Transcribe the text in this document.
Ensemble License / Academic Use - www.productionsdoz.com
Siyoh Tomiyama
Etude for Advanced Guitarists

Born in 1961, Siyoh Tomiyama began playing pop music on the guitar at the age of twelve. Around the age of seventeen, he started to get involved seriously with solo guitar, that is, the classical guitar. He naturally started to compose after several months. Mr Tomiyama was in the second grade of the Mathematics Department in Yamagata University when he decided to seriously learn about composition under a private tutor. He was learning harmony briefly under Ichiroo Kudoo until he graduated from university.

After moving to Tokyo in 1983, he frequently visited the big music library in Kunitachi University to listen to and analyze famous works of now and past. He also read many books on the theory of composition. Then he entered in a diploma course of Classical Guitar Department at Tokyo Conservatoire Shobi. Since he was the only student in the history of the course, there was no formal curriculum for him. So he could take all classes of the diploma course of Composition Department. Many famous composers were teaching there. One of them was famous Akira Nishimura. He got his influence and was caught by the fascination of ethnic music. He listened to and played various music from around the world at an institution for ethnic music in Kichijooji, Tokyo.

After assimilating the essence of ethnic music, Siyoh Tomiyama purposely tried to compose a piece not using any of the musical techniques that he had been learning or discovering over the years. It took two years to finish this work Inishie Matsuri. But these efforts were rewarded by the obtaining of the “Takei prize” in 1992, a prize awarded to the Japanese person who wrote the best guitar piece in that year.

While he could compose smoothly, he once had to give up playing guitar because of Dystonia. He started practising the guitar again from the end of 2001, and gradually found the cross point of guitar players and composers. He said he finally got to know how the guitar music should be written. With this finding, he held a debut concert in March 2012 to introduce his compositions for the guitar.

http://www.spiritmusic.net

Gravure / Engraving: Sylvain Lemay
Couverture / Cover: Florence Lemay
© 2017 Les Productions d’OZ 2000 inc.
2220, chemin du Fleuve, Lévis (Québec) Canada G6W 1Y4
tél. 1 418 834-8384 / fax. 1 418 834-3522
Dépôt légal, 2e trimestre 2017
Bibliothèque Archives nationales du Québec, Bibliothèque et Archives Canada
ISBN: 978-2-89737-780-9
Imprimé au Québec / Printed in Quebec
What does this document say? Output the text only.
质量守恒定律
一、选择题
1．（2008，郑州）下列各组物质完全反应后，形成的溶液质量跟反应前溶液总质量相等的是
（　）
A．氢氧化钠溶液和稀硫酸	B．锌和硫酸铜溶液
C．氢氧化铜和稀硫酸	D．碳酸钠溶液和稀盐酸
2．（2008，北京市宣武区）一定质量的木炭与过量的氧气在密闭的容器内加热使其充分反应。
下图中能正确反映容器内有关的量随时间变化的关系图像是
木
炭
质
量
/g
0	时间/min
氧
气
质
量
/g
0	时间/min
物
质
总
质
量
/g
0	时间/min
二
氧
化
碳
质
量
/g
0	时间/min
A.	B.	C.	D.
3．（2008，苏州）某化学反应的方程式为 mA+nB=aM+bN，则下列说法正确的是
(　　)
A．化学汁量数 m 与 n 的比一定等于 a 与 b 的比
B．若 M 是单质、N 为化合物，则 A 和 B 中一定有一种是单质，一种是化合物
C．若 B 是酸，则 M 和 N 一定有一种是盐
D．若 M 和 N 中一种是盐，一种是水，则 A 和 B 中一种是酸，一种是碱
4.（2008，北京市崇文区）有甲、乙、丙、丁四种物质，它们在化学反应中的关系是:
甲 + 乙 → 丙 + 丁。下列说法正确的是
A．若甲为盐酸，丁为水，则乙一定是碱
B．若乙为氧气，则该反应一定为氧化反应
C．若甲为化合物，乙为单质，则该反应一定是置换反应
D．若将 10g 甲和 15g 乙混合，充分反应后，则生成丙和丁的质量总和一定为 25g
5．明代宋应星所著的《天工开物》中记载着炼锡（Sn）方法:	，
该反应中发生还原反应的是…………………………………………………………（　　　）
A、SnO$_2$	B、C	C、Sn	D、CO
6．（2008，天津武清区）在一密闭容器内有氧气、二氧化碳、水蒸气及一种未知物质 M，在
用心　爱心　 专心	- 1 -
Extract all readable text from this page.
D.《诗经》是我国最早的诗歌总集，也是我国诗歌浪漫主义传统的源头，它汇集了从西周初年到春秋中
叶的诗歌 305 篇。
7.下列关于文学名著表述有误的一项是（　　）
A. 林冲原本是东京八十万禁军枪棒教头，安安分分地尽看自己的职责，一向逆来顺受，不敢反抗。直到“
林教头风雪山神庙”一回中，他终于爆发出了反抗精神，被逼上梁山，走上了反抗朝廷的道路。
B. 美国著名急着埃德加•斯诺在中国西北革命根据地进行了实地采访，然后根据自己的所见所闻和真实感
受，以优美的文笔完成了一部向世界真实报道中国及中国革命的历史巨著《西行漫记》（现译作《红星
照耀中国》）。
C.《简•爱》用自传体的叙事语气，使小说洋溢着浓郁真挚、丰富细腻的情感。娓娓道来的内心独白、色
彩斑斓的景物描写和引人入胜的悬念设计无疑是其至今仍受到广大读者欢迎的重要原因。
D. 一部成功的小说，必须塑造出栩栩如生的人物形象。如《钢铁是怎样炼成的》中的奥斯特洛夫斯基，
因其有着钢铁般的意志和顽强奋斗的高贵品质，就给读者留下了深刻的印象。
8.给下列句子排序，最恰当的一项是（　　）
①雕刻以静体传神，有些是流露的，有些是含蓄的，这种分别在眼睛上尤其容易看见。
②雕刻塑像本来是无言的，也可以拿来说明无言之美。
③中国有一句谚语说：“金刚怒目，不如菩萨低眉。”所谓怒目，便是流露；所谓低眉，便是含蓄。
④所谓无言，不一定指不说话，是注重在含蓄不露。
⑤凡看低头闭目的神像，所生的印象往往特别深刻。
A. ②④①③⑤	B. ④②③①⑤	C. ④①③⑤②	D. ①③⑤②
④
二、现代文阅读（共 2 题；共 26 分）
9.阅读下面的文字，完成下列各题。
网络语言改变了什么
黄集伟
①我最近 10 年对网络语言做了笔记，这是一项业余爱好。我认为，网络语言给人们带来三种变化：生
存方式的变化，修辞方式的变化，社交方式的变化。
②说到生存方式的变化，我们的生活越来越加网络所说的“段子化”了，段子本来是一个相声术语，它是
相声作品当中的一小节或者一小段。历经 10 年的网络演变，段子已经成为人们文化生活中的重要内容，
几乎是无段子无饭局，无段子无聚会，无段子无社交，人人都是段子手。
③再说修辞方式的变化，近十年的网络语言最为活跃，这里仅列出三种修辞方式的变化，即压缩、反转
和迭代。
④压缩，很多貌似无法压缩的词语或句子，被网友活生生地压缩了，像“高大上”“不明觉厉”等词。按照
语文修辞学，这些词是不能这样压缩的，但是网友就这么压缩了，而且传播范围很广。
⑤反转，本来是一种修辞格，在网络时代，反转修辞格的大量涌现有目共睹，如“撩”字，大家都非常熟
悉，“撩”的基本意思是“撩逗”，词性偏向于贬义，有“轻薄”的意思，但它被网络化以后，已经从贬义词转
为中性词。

———

## EXERCISE BRIEF
Write out the whole listing exactly.

## FINISHED ANSWER
Transcribe the text in this document.
Ensemble License / Academic Use - www.productionsdoz.com
Siyoh Tomiyama
Etude for Advanced Guitarists

Born in 1961, Siyoh Tomiyama began playing pop music on the guitar at the age of twelve. Around the age of seventeen, he started to get involved seriously with solo guitar, that is, the classical guitar. He naturally started to compose after several months. Mr Tomiyama was in the second grade of the Mathematics Department in Yamagata University when he decided to seriously learn about composition under a private tutor. He was learning harmony briefly under Ichiroo Kudoo until he graduated from university.

After moving to Tokyo in 1983, he frequently visited the big music library in Kunitachi University to listen to and analyze famous works of now and past. He also read many books on the theory of composition. Then he entered in a diploma course of Classical Guitar Department at Tokyo Conservatoire Shobi. Since he was the only student in the history of the course, there was no formal curriculum for him. So he could take all classes of the diploma course of Composition Department. Many famous composers were teaching there. One of them was famous Akira Nishimura. He got his influence and was caught by the fascination of ethnic music. He listened to and played various music from around the world at an institution for ethnic music in Kichijooji, Tokyo.

After assimilating the essence of ethnic music, Siyoh Tomiyama purposely tried to compose a piece not using any of the musical techniques that he had been learning or discovering over the years. It took two years to finish this work Inishie Matsuri. But these efforts were rewarded by the obtaining of the “Takei prize” in 1992, a prize awarded to the Japanese person who wrote the best guitar piece in that year.

While he could compose smoothly, he once had to give up playing guitar because of Dystonia. He started practising the guitar again from the end of 2001, and gradually found the cross point of guitar players and composers. He said he finally got to know how the guitar music should be written. With this finding, he held a debut concert in March 2012 to introduce his compositions for the guitar.

http://www.spiritmusic.net

Gravure / Engraving: Sylvain Lemay
Couverture / Cover: Florence Lemay
© 2017 Les Productions d’OZ 2000 inc.
2220, chemin du Fleuve, Lévis (Québec) Canada G6W 1Y4
tél. 1 418 834-8384 / fax. 1 418 834-3522
Dépôt légal, 2e trimestre 2017
Bibliothèque Archives nationales du Québec, Bibliothèque et Archives Canada
ISBN: 978-2-89737-780-9
Imprimé au Québec / Printed in Quebec
What does this document say? Output the text only.
质量守恒定律
一、选择题
1．（2008，郑州）下列各组物质完全反应后，形成的溶液质量跟反应前溶液总质量相等的是
（　）
A．氢氧化钠溶液和稀硫酸	B．锌和硫酸铜溶液
C．氢氧化铜和稀硫酸	D．碳酸钠溶液和稀盐酸
2．（2008，北京市宣武区）一定质量的木炭与过量的氧气在密闭的容器内加热使其充分反应。
下图中能正确反映容器内有关的量随时间变化的关系图像是
木
炭
质
量
/g
0	时间/min
氧
气
质
量
/g
0	时间/min
物
质
总
质
量
/g
0	时间/min
二
氧
化
碳
质
量
/g
0	时间/min
A.	B.	C.	D.
3．（2008，苏州）某化学反应的方程式为 mA+nB=aM+bN，则下列说法正确的是
(　　)
A．化学汁量数 m 与 n 的比一定等于 a 与 b 的比
B．若 M 是单质、N 为化合物，则 A 和 B 中一定有一种是单质，一种是化合物
C．若 B 是酸，则 M 和 N 一定有一种是盐
D．若 M 和 N 中一种是盐，一种是水，则 A 和 B 中一种是酸，一种是碱
4.（2008，北京市崇文区）有甲、乙、丙、丁四种物质，它们在化学反应中的关系是:
甲 + 乙 → 丙 + 丁。下列说法正确的是
A．若甲为盐酸，丁为水，则乙一定是碱
B．若乙为氧气，则该反应一定为氧化反应
C．若甲为化合物，乙为单质，则该反应一定是置换反应
D．若将 10g 甲和 15g 乙混合，充分反应后，则生成丙和丁的质量总和一定为 25g
5．明代宋应星所著的《天工开物》中记载着炼锡（Sn）方法:	，
该反应中发生还原反应的是…………………………………………………………（　　　）
A、SnO$_2$	B、C	C、Sn	D、CO
6．（2008，天津武清区）在一密闭容器内有氧气、二氧化碳、水蒸气及一种未知物质 M，在
用心　爱心　 专心	- 1 -
Extract all readable text from this page.
D.《诗经》是我国最早的诗歌总集，也是我国诗歌浪漫主义传统的源头，它汇集了从西周初年到春秋中
叶的诗歌 305 篇。
7.下列关于文学名著表述有误的一项是（　　）
A. 林冲原本是东京八十万禁军枪棒教头，安安分分地尽看自己的职责，一向逆来顺受，不敢反抗。直到“
林教头风雪山神庙”一回中，他终于爆发出了反抗精神，被逼上梁山，走上了反抗朝廷的道路。
B. 美国著名急着埃德加•斯诺在中国西北革命根据地进行了实地采访，然后根据自己的所见所闻和真实感
受，以优美的文笔完成了一部向世界真实报道中国及中国革命的历史巨著《西行漫记》（现译作《红星
照耀中国》）。
C.《简•爱》用自传体的叙事语气，使小说洋溢着浓郁真挚、丰富细腻的情感。娓娓道来的内心独白、色
彩斑斓的景物描写和引人入胜的悬念设计无疑是其至今仍受到广大读者欢迎的重要原因。
D. 一部成功的小说，必须塑造出栩栩如生的人物形象。如《钢铁是怎样炼成的》中的奥斯特洛夫斯基，
因其有着钢铁般的意志和顽强奋斗的高贵品质，就给读者留下了深刻的印象。
8.给下列句子排序，最恰当的一项是（　　）
①雕刻以静体传神，有些是流露的，有些是含蓄的，这种分别在眼睛上尤其容易看见。
②雕刻塑像本来是无言的，也可以拿来说明无言之美。
③中国有一句谚语说：“金刚怒目，不如菩萨低眉。”所谓怒目，便是流露；所谓低眉，便是含蓄。
④所谓无言，不一定指不说话，是注重在含蓄不露。
⑤凡看低头闭目的神像，所生的印象往往特别深刻。
A. ②④①③⑤	B. ④②③①⑤	C. ④①③⑤②	D. ①③⑤②
④
二、现代文阅读（共 2 题；共 26 分）
9.阅读下面的文字，完成下列各题。
网络语言改变了什么
黄集伟
①我最近 10 年对网络语言做了笔记，这是一项业余爱好。我认为，网络语言给人们带来三种变化：生
存方式的变化，修辞方式的变化，社交方式的变化。
②说到生存方式的变化，我们的生活越来越加网络所说的“段子化”了，段子本来是一个相声术语，它是
相声作品当中的一小节或者一小段。历经 10 年的网络演变，段子已经成为人们文化生活中的重要内容，
几乎是无段子无饭局，无段子无聚会，无段子无社交，人人都是段子手。
③再说修辞方式的变化，近十年的网络语言最为活跃，这里仅列出三种修辞方式的变化，即压缩、反转
和迭代。
④压缩，很多貌似无法压缩的词语或句子，被网友活生生地压缩了，像“高大上”“不明觉厉”等词。按照
语文修辞学，这些词是不能这样压缩的，但是网友就这么压缩了，而且传播范围很广。
⑤反转，本来是一种修辞格，在网络时代，反转修辞格的大量涌现有目共睹，如“撩”字，大家都非常熟
悉，“撩”的基本意思是“撩逗”，词性偏向于贬义，有“轻薄”的意思，但它被网络化以后，已经从贬义词转
为中性词。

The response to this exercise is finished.